Start of PROVIDED DATA

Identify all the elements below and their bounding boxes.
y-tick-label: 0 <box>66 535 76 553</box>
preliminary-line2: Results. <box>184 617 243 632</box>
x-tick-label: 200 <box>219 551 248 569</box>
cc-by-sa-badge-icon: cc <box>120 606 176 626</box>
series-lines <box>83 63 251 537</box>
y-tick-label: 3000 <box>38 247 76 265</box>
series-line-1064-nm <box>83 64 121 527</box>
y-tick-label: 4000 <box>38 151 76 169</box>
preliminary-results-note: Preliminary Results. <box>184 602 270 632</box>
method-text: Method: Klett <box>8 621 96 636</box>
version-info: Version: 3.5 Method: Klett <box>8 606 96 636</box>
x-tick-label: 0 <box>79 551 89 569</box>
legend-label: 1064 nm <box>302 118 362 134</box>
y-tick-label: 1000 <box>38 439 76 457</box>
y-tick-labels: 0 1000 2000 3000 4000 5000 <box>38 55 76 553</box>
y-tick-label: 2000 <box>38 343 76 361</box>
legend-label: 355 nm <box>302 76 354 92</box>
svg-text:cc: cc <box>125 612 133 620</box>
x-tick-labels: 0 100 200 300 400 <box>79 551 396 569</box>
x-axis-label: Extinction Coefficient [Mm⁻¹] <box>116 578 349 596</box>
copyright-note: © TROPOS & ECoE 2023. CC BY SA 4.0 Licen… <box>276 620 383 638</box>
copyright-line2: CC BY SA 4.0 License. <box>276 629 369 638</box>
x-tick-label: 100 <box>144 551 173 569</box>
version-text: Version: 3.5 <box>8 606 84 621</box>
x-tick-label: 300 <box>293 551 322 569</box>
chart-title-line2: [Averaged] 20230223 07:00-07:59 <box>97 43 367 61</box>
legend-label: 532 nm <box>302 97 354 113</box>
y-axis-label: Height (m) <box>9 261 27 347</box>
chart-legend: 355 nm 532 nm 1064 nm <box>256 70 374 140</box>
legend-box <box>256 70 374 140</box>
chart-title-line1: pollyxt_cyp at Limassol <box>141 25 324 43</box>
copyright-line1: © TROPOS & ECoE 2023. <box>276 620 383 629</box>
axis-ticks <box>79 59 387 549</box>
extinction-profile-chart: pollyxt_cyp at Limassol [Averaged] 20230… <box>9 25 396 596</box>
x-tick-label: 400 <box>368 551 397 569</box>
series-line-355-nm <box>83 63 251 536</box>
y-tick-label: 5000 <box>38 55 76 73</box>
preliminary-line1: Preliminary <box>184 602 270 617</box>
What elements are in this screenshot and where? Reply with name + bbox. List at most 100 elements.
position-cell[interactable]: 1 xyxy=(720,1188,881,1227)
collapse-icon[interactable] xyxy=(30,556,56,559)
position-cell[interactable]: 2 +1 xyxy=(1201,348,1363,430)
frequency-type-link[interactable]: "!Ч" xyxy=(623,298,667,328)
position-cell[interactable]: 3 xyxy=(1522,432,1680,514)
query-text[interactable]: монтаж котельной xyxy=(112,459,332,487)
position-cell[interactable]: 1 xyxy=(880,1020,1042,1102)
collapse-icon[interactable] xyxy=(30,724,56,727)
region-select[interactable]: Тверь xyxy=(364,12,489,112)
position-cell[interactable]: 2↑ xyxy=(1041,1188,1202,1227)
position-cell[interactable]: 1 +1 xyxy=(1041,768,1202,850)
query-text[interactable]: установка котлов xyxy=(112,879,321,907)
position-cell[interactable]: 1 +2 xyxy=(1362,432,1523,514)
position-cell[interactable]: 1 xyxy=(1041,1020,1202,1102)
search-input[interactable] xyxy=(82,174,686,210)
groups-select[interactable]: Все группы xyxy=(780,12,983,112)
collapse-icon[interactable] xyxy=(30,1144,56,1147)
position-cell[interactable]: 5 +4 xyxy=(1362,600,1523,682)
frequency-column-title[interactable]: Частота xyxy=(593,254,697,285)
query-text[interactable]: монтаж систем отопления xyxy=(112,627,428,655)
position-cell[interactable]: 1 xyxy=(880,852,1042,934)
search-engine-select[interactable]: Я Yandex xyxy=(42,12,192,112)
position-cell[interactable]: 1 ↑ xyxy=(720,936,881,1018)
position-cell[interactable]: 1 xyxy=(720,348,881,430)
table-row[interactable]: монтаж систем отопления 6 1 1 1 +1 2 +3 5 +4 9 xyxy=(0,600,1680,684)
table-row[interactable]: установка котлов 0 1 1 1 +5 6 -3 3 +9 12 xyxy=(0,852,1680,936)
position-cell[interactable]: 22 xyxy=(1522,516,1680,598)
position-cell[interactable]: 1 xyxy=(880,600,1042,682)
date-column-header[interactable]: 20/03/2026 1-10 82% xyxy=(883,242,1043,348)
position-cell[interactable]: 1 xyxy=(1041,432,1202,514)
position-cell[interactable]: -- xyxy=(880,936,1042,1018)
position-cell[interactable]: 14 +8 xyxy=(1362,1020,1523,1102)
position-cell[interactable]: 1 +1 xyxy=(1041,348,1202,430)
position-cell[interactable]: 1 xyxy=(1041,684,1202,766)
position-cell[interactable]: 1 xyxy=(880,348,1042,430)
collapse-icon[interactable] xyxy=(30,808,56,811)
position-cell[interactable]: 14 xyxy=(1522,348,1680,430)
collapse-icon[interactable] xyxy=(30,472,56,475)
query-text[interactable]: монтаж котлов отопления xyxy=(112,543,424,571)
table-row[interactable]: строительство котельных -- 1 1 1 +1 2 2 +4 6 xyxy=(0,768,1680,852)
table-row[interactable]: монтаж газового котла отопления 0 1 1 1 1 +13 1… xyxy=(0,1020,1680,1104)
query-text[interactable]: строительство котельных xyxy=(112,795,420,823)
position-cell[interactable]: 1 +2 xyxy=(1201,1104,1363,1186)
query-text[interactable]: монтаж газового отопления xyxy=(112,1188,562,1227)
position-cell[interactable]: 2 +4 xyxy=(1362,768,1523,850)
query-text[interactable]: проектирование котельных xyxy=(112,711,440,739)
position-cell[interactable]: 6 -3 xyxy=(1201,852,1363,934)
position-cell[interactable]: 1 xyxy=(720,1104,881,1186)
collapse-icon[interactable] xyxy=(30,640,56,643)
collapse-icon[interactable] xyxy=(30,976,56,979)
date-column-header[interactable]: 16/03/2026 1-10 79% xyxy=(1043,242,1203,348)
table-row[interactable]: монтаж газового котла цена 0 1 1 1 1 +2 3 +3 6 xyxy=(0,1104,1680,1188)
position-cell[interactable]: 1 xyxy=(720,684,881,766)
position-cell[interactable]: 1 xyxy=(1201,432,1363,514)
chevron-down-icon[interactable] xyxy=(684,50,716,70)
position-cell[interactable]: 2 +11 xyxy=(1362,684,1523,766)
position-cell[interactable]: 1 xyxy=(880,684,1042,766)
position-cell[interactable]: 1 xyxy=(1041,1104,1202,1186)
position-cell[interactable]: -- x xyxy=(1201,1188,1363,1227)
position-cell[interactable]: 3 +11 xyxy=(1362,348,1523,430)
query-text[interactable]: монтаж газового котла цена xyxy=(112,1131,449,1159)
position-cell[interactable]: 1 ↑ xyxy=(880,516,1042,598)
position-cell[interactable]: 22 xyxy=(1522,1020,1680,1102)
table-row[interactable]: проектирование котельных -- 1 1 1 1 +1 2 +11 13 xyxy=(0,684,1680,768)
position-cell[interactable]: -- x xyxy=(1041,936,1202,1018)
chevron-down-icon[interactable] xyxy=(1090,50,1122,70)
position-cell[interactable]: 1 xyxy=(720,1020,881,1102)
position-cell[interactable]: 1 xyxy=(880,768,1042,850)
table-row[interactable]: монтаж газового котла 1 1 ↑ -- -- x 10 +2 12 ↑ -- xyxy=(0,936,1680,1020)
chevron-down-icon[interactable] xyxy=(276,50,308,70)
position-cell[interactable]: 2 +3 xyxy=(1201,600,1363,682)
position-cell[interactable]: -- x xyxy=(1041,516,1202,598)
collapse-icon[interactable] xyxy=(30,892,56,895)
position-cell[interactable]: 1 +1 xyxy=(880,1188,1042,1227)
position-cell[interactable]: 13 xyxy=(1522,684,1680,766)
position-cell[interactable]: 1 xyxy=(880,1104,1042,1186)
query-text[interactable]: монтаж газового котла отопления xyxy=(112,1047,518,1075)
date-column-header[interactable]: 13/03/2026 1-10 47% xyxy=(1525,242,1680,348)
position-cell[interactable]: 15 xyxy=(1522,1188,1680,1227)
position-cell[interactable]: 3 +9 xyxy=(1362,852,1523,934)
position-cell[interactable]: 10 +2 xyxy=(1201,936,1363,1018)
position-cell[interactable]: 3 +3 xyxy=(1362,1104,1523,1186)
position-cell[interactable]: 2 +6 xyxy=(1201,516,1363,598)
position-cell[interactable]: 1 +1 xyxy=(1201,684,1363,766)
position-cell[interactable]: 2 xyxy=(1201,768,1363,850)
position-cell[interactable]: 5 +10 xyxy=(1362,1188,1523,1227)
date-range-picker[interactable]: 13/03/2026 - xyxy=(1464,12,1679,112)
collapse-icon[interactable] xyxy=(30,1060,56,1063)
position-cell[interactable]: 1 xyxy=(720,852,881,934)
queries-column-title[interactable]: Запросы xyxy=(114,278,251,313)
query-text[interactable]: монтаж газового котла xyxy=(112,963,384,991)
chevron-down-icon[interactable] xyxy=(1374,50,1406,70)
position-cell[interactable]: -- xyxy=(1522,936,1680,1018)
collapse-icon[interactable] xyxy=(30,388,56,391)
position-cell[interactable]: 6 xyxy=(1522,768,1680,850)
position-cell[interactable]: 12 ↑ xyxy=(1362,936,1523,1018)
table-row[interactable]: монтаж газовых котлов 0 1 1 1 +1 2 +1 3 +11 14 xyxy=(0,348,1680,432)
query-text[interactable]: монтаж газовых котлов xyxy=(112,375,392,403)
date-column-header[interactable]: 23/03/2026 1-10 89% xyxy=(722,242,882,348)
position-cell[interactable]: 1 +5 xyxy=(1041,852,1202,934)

End of PROVIDED DATA

**GIVEN PROBLEM:** Update the records from the first line through the line containing "x-tick-label: 300 <box>293 551 322 569</box>", inclusive, by replacing "legend-label" with "legend-entry" and changing nothing else. Return only those lines.

**RIGHT ANSWER:**
Identify all the elements below and their bounding boxes.
y-tick-label: 0 <box>66 535 76 553</box>
preliminary-line2: Results. <box>184 617 243 632</box>
x-tick-label: 200 <box>219 551 248 569</box>
cc-by-sa-badge-icon: cc <box>120 606 176 626</box>
series-lines <box>83 63 251 537</box>
y-tick-label: 3000 <box>38 247 76 265</box>
series-line-1064-nm <box>83 64 121 527</box>
y-tick-label: 4000 <box>38 151 76 169</box>
preliminary-results-note: Preliminary Results. <box>184 602 270 632</box>
method-text: Method: Klett <box>8 621 96 636</box>
version-info: Version: 3.5 Method: Klett <box>8 606 96 636</box>
x-tick-label: 0 <box>79 551 89 569</box>
legend-entry: 1064 nm <box>302 118 362 134</box>
y-tick-label: 1000 <box>38 439 76 457</box>
y-tick-labels: 0 1000 2000 3000 4000 5000 <box>38 55 76 553</box>
y-tick-label: 2000 <box>38 343 76 361</box>
legend-entry: 355 nm <box>302 76 354 92</box>
svg-text:cc: cc <box>125 612 133 620</box>
x-tick-labels: 0 100 200 300 400 <box>79 551 396 569</box>
x-axis-label: Extinction Coefficient [Mm⁻¹] <box>116 578 349 596</box>
copyright-note: © TROPOS & ECoE 2023. CC BY SA 4.0 Licen… <box>276 620 383 638</box>
copyright-line2: CC BY SA 4.0 License. <box>276 629 369 638</box>
x-tick-label: 100 <box>144 551 173 569</box>
version-text: Version: 3.5 <box>8 606 84 621</box>
x-tick-label: 300 <box>293 551 322 569</box>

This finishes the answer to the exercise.